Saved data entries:

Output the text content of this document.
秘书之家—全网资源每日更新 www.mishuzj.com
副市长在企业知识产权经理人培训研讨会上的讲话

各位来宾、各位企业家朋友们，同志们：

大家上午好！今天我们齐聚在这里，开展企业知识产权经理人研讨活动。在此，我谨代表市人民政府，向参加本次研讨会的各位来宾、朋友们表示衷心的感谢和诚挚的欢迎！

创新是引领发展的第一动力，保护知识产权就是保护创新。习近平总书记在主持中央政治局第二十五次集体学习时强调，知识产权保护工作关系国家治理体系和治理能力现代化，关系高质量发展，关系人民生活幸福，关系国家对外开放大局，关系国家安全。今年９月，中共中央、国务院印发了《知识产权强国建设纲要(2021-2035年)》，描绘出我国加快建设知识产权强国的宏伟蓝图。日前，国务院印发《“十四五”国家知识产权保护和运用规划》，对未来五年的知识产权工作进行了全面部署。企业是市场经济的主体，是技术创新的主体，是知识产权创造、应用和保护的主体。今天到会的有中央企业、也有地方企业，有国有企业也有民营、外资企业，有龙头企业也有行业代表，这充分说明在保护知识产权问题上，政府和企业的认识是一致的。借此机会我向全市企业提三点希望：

> [GIVEN TASK]: Restate the whole listing exactly, leaving out nothing.

> [FINAL RESULT]:
Output the text content of this document.
秘书之家—全网资源每日更新 www.mishuzj.com
副市长在企业知识产权经理人培训研讨会上的讲话

各位来宾、各位企业家朋友们，同志们：

大家上午好！今天我们齐聚在这里，开展企业知识产权经理人研讨活动。在此，我谨代表市人民政府，向参加本次研讨会的各位来宾、朋友们表示衷心的感谢和诚挚的欢迎！

创新是引领发展的第一动力，保护知识产权就是保护创新。习近平总书记在主持中央政治局第二十五次集体学习时强调，知识产权保护工作关系国家治理体系和治理能力现代化，关系高质量发展，关系人民生活幸福，关系国家对外开放大局，关系国家安全。今年９月，中共中央、国务院印发了《知识产权强国建设纲要(2021-2035年)》，描绘出我国加快建设知识产权强国的宏伟蓝图。日前，国务院印发《“十四五”国家知识产权保护和运用规划》，对未来五年的知识产权工作进行了全面部署。企业是市场经济的主体，是技术创新的主体，是知识产权创造、应用和保护的主体。今天到会的有中央企业、也有地方企业，有国有企业也有民营、外资企业，有龙头企业也有行业代表，这充分说明在保护知识产权问题上，政府和企业的认识是一致的。借此机会我向全市企业提三点希望：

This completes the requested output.